• Input material:
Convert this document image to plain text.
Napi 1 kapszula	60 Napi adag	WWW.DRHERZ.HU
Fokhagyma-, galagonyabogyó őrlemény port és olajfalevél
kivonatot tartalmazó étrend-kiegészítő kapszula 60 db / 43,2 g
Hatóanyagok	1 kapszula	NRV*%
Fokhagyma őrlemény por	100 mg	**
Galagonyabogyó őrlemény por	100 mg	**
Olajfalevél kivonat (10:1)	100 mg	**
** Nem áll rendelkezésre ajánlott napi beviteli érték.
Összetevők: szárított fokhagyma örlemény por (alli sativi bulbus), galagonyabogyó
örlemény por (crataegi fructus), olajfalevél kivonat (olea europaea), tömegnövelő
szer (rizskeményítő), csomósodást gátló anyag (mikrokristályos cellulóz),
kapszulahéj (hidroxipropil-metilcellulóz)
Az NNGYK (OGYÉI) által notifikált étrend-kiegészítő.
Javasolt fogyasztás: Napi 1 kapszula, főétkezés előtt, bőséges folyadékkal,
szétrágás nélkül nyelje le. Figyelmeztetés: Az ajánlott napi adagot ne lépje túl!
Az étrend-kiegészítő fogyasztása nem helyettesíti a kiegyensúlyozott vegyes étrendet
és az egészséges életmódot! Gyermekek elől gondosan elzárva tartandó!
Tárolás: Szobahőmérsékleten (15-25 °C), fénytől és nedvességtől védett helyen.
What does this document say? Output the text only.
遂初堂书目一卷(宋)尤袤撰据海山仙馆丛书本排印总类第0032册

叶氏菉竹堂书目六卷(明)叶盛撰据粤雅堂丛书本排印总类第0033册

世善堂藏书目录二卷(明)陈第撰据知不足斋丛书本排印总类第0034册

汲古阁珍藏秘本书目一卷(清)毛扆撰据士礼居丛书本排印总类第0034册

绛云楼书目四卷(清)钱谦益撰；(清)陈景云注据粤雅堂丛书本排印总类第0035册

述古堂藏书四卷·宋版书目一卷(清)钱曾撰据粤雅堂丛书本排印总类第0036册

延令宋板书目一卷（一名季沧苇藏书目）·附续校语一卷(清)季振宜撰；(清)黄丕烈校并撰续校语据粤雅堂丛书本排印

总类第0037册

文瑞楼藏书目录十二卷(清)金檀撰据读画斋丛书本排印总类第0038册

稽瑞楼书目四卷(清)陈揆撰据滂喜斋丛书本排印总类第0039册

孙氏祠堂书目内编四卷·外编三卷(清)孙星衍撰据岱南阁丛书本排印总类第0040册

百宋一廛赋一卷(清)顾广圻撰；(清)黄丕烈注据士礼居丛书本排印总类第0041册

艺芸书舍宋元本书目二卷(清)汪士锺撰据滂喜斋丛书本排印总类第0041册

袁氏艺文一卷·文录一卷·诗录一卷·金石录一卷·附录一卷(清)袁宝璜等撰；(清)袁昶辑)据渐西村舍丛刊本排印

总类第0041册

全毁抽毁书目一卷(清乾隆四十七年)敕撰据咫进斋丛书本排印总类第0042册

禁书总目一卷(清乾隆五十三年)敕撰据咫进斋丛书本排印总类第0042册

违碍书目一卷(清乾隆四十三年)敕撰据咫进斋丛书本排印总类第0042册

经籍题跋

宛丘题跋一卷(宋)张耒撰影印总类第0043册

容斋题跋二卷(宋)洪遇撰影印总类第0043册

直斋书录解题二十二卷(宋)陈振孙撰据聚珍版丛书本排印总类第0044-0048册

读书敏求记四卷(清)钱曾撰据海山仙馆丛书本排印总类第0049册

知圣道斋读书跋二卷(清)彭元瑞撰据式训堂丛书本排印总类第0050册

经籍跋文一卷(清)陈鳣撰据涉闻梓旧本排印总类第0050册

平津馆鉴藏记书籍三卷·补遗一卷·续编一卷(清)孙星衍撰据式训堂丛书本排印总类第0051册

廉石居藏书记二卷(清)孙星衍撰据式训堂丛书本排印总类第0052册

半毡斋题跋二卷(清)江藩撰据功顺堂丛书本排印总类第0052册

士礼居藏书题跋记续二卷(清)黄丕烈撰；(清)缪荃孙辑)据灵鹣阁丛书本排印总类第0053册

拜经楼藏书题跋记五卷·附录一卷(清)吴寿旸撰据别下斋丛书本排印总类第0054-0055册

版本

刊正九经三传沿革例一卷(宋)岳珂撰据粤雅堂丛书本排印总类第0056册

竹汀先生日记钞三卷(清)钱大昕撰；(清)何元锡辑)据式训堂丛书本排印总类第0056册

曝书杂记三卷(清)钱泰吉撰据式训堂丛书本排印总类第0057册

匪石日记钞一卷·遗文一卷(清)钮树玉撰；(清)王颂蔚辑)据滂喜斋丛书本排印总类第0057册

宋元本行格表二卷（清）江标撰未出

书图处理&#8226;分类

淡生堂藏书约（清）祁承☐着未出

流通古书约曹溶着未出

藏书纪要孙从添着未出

• Work to complete: Pull out each line of the entries that contains "document".

• Result:
Convert this document image to plain text.
What does this document say? Output the text only.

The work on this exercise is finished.